■ Consigne
Recopiez à l'identique les lignes des enregistrements, en commençant par la ligne qui contient « svg-text:200: 200 bbox=[26, 419, 56, 439] » et en vous arrêtant après celle qui contient « svg-text:Tunge kjøretøy: Tunge ».

╔══

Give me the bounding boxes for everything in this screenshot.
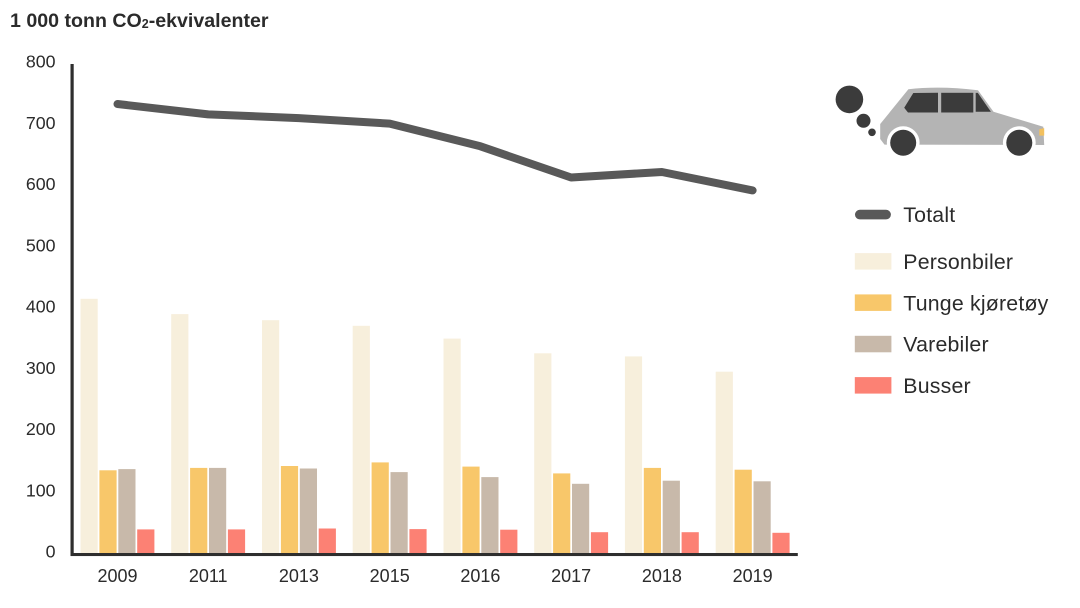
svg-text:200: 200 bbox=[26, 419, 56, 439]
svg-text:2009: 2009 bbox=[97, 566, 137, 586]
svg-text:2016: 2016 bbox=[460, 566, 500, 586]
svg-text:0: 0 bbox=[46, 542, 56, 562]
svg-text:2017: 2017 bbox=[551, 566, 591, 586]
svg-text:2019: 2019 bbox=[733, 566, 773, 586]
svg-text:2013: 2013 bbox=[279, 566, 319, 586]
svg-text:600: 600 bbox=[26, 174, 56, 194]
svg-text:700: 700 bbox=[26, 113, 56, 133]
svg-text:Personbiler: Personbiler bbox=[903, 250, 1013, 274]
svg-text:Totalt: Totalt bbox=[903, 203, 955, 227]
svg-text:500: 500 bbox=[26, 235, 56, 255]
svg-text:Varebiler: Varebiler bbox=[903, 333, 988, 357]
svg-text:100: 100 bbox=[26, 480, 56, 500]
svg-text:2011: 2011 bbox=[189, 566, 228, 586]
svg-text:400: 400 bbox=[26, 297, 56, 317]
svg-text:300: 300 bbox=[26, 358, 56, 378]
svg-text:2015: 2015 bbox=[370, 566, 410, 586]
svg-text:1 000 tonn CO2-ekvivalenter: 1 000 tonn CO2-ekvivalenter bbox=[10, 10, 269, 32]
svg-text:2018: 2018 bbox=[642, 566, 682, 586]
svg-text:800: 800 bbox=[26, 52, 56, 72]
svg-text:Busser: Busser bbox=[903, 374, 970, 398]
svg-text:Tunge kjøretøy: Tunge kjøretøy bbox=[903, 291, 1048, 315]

╚══
╔══

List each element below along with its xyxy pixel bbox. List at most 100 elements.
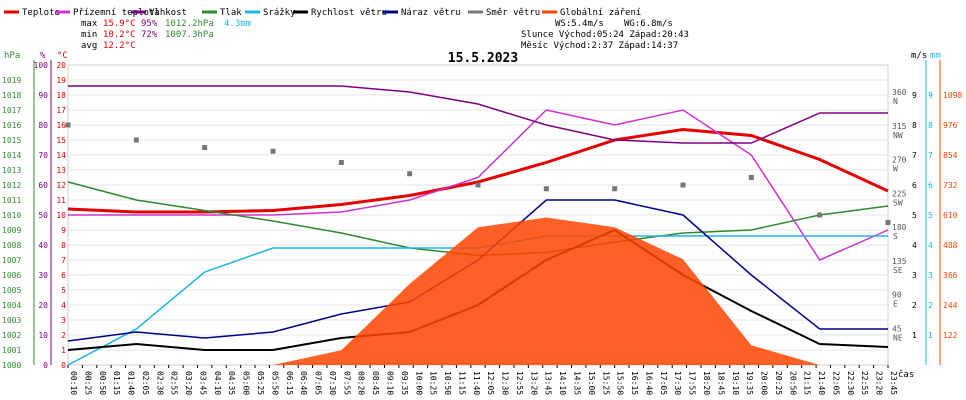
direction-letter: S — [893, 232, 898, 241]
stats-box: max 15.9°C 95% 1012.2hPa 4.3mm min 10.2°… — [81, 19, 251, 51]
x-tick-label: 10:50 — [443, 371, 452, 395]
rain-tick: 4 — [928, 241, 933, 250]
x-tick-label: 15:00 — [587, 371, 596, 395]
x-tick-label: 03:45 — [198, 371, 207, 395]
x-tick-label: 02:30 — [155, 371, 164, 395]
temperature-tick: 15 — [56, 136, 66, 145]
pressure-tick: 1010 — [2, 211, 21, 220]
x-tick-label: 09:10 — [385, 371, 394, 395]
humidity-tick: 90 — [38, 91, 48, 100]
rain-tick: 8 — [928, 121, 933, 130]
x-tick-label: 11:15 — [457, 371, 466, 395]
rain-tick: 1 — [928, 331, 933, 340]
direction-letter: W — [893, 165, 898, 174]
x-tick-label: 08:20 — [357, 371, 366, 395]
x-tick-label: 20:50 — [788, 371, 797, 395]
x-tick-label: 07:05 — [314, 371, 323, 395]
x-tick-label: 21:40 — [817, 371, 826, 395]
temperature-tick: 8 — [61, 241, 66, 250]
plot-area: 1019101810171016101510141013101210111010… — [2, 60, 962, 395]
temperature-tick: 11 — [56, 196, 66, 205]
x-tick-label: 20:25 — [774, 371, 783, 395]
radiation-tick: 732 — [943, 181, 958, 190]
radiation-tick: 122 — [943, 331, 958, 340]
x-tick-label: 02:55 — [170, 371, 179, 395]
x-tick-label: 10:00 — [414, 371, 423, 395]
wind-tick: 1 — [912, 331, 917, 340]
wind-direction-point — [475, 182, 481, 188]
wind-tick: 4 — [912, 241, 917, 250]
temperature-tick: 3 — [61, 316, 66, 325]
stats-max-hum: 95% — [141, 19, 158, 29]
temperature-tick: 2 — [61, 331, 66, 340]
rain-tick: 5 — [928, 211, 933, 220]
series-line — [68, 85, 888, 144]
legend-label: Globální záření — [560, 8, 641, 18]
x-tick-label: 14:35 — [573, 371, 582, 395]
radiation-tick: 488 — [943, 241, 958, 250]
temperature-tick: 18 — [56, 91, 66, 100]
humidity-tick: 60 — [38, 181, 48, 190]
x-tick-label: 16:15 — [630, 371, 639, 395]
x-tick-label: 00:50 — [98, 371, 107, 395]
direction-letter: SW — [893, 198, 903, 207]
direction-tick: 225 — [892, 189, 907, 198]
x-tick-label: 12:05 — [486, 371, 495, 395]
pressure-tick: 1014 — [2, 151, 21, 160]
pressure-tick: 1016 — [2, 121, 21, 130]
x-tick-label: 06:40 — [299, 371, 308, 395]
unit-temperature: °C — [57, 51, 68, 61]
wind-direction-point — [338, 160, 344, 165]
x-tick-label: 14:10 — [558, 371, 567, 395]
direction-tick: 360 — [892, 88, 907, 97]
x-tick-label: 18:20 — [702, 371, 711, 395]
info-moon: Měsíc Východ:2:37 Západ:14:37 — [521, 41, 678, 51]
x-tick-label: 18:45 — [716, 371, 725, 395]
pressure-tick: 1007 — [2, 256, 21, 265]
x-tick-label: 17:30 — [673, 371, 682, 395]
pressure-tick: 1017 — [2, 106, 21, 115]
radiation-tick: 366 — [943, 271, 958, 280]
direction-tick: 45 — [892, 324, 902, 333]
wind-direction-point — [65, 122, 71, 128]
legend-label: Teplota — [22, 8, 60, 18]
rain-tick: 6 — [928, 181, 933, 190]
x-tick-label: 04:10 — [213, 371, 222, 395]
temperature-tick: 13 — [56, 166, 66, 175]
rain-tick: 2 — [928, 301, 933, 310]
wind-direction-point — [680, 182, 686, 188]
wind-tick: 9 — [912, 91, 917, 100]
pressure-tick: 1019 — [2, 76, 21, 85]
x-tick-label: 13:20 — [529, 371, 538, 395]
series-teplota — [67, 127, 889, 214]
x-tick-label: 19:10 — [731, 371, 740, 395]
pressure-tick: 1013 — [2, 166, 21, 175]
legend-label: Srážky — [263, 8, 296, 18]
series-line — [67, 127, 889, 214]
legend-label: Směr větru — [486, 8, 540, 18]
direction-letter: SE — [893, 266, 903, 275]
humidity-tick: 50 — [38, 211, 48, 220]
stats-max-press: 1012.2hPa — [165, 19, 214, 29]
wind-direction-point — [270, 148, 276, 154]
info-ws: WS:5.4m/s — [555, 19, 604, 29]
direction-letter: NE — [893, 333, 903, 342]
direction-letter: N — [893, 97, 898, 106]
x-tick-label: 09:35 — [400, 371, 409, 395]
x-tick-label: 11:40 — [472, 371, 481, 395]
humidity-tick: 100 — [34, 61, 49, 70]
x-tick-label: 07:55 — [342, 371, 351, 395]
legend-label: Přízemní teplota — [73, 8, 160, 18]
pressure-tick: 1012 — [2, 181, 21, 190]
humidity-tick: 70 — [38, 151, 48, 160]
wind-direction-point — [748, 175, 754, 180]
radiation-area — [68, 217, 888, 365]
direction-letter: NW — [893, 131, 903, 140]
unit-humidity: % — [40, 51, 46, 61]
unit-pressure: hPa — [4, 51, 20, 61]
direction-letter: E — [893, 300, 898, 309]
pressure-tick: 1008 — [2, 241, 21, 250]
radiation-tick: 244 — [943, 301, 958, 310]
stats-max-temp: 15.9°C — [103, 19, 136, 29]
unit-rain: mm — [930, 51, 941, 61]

╚══

■ Corrigé détaillé
svg-text:200: 200 bbox=[26, 419, 56, 439]
svg-text:2009: 2009 bbox=[97, 566, 137, 586]
svg-text:2016: 2016 bbox=[460, 566, 500, 586]
svg-text:0: 0 bbox=[46, 542, 56, 562]
svg-text:2017: 2017 bbox=[551, 566, 591, 586]
svg-text:2019: 2019 bbox=[733, 566, 773, 586]
svg-text:2013: 2013 bbox=[279, 566, 319, 586]
svg-text:600: 600 bbox=[26, 174, 56, 194]
svg-text:700: 700 bbox=[26, 113, 56, 133]
svg-text:Personbiler: Personbiler bbox=[903, 250, 1013, 274]
svg-text:Totalt: Totalt bbox=[903, 203, 955, 227]
svg-text:500: 500 bbox=[26, 235, 56, 255]
svg-text:Varebiler: Varebiler bbox=[903, 333, 988, 357]
svg-text:100: 100 bbox=[26, 480, 56, 500]
svg-text:2011: 2011 bbox=[189, 566, 228, 586]
svg-text:400: 400 bbox=[26, 297, 56, 317]
svg-text:300: 300 bbox=[26, 358, 56, 378]
svg-text:2015: 2015 bbox=[370, 566, 410, 586]
svg-text:1 000 tonn CO2-ekvivalenter: 1 000 tonn CO2-ekvivalenter bbox=[10, 10, 269, 32]
svg-text:2018: 2018 bbox=[642, 566, 682, 586]
svg-text:800: 800 bbox=[26, 52, 56, 72]
svg-text:Busser: Busser bbox=[903, 374, 970, 398]
svg-text:Tunge kjøretøy: Tunge kjøretøy bbox=[903, 291, 1048, 315]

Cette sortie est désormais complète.